Your task:
Locate all lines in the data below that hold "date" and show them.

--- Begin Data ---

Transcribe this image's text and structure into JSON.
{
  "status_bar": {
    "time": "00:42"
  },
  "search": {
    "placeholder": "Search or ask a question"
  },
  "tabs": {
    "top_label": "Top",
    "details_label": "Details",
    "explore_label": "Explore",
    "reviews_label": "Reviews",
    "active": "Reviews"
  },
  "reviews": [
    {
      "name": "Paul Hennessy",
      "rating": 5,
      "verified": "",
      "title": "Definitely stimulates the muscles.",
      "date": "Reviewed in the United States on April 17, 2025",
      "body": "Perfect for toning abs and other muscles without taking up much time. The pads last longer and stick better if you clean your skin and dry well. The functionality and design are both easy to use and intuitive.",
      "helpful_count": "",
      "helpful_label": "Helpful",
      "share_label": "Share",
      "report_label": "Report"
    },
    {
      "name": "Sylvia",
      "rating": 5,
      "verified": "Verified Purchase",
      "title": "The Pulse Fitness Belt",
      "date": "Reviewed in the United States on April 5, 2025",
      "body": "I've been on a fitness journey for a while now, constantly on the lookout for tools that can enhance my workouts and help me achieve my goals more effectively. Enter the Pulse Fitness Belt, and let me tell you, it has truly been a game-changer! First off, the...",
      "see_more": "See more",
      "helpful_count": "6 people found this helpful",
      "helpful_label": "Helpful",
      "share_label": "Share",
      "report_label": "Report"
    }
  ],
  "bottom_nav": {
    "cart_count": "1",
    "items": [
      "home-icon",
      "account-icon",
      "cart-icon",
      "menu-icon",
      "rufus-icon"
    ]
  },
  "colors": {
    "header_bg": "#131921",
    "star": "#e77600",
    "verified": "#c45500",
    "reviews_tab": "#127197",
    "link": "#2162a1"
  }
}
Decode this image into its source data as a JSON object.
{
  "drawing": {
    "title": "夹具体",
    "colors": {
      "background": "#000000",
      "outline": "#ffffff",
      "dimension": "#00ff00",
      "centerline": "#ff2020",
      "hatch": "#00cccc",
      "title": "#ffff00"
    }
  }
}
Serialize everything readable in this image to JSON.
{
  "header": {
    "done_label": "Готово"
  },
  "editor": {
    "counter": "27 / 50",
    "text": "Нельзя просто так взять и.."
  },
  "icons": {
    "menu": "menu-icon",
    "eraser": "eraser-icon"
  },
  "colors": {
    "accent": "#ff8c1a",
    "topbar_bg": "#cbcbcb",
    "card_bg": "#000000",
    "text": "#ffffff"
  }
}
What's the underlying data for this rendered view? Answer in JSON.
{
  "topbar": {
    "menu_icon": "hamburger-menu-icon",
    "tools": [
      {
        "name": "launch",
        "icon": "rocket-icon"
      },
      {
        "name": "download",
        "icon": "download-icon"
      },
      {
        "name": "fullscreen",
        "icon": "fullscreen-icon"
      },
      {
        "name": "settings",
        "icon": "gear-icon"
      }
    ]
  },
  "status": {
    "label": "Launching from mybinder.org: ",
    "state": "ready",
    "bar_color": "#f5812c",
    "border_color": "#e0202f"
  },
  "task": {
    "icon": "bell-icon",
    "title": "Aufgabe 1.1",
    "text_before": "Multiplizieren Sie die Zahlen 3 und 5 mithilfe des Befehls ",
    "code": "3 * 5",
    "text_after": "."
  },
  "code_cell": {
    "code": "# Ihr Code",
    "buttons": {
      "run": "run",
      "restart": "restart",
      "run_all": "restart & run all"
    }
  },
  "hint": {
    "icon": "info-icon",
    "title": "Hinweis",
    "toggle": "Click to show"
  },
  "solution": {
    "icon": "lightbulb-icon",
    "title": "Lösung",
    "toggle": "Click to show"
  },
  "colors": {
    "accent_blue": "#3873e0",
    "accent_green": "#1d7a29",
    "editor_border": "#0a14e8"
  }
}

--- End Data ---

Final result:
      "date": "Reviewed in the United States on April 17, 2025",
      "date": "Reviewed in the United States on April 5, 2025",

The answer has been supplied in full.